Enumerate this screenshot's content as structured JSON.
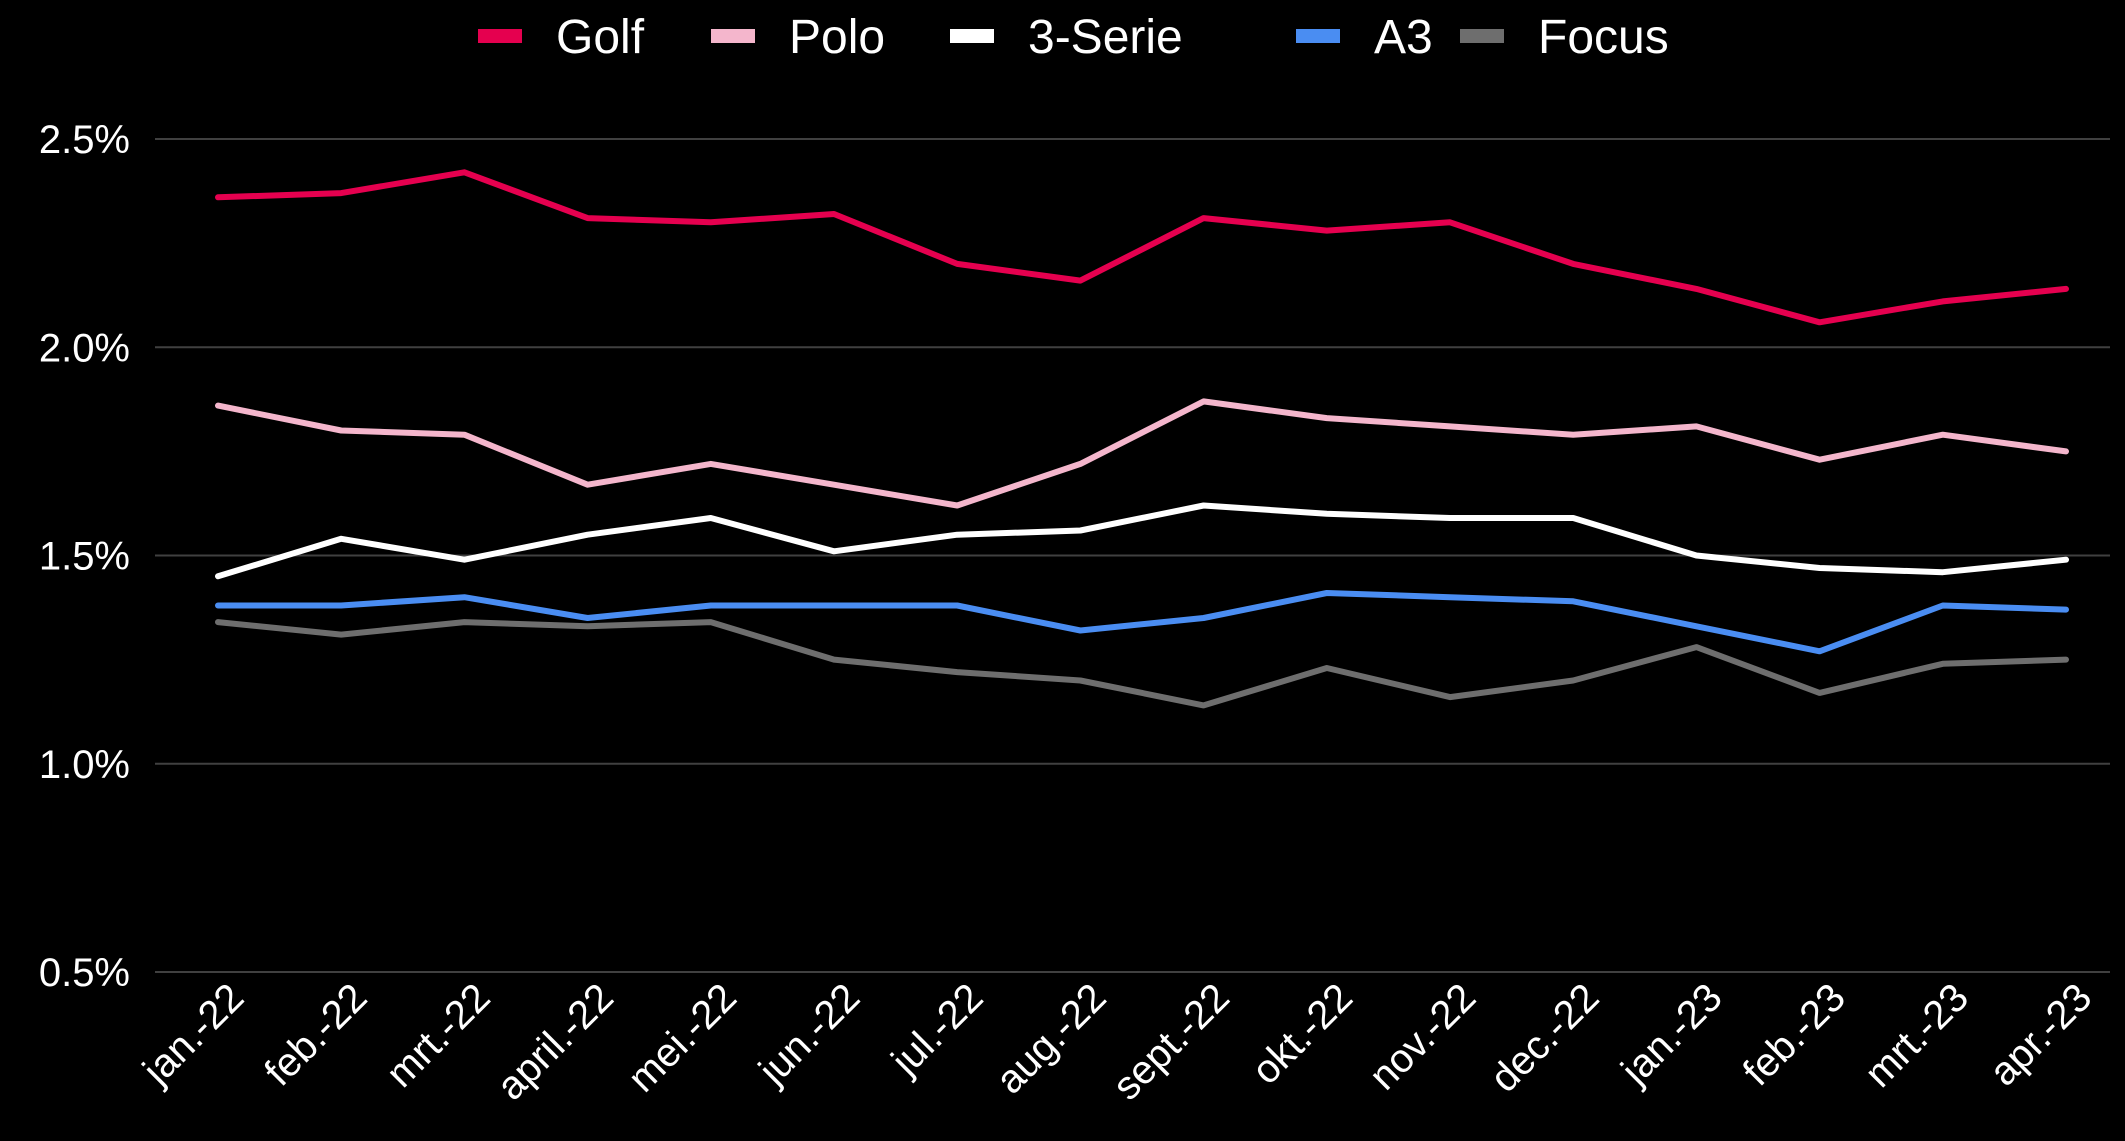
{
  "chart_data": {
    "type": "line",
    "title": "",
    "xlabel": "",
    "ylabel": "",
    "ylim": [
      0.5,
      2.5
    ],
    "yticks": [
      0.5,
      1.0,
      1.5,
      2.0,
      2.5
    ],
    "ytick_labels": [
      "0.5%",
      "1.0%",
      "1.5%",
      "2.0%",
      "2.5%"
    ],
    "grid": true,
    "legend_position": "top",
    "categories": [
      "jan.-22",
      "feb.-22",
      "mrt.-22",
      "april.-22",
      "mei.-22",
      "jun.-22",
      "jul.-22",
      "aug.-22",
      "sept.-22",
      "okt.-22",
      "nov.-22",
      "dec.-22",
      "jan.-23",
      "feb.-23",
      "mrt.-23",
      "apr.-23"
    ],
    "series": [
      {
        "name": "Golf",
        "color": "#e5004f",
        "values": [
          2.36,
          2.37,
          2.42,
          2.31,
          2.3,
          2.32,
          2.2,
          2.16,
          2.31,
          2.28,
          2.3,
          2.2,
          2.14,
          2.06,
          2.11,
          2.14
        ]
      },
      {
        "name": "Polo",
        "color": "#f4b6cc",
        "values": [
          1.86,
          1.8,
          1.79,
          1.67,
          1.72,
          1.67,
          1.62,
          1.72,
          1.87,
          1.83,
          1.81,
          1.79,
          1.81,
          1.73,
          1.79,
          1.75
        ]
      },
      {
        "name": "3-Serie",
        "color": "#ffffff",
        "values": [
          1.45,
          1.54,
          1.49,
          1.55,
          1.59,
          1.51,
          1.55,
          1.56,
          1.62,
          1.6,
          1.59,
          1.59,
          1.5,
          1.47,
          1.46,
          1.49
        ]
      },
      {
        "name": "A3",
        "color": "#4a8df2",
        "values": [
          1.38,
          1.38,
          1.4,
          1.35,
          1.38,
          1.38,
          1.38,
          1.32,
          1.35,
          1.41,
          1.4,
          1.39,
          1.33,
          1.27,
          1.38,
          1.37
        ]
      },
      {
        "name": "Focus",
        "color": "#6e6e6e",
        "values": [
          1.34,
          1.31,
          1.34,
          1.33,
          1.34,
          1.25,
          1.22,
          1.2,
          1.14,
          1.23,
          1.16,
          1.2,
          1.28,
          1.17,
          1.24,
          1.25
        ]
      }
    ]
  }
}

########################################

What to work on ::
Locate the string "name" in the listing above and copy every line where it occurs.

Result ::
        "name": "Golf",
        "name": "Polo",
        "name": "3-Serie",
        "name": "A3",
        "name": "Focus",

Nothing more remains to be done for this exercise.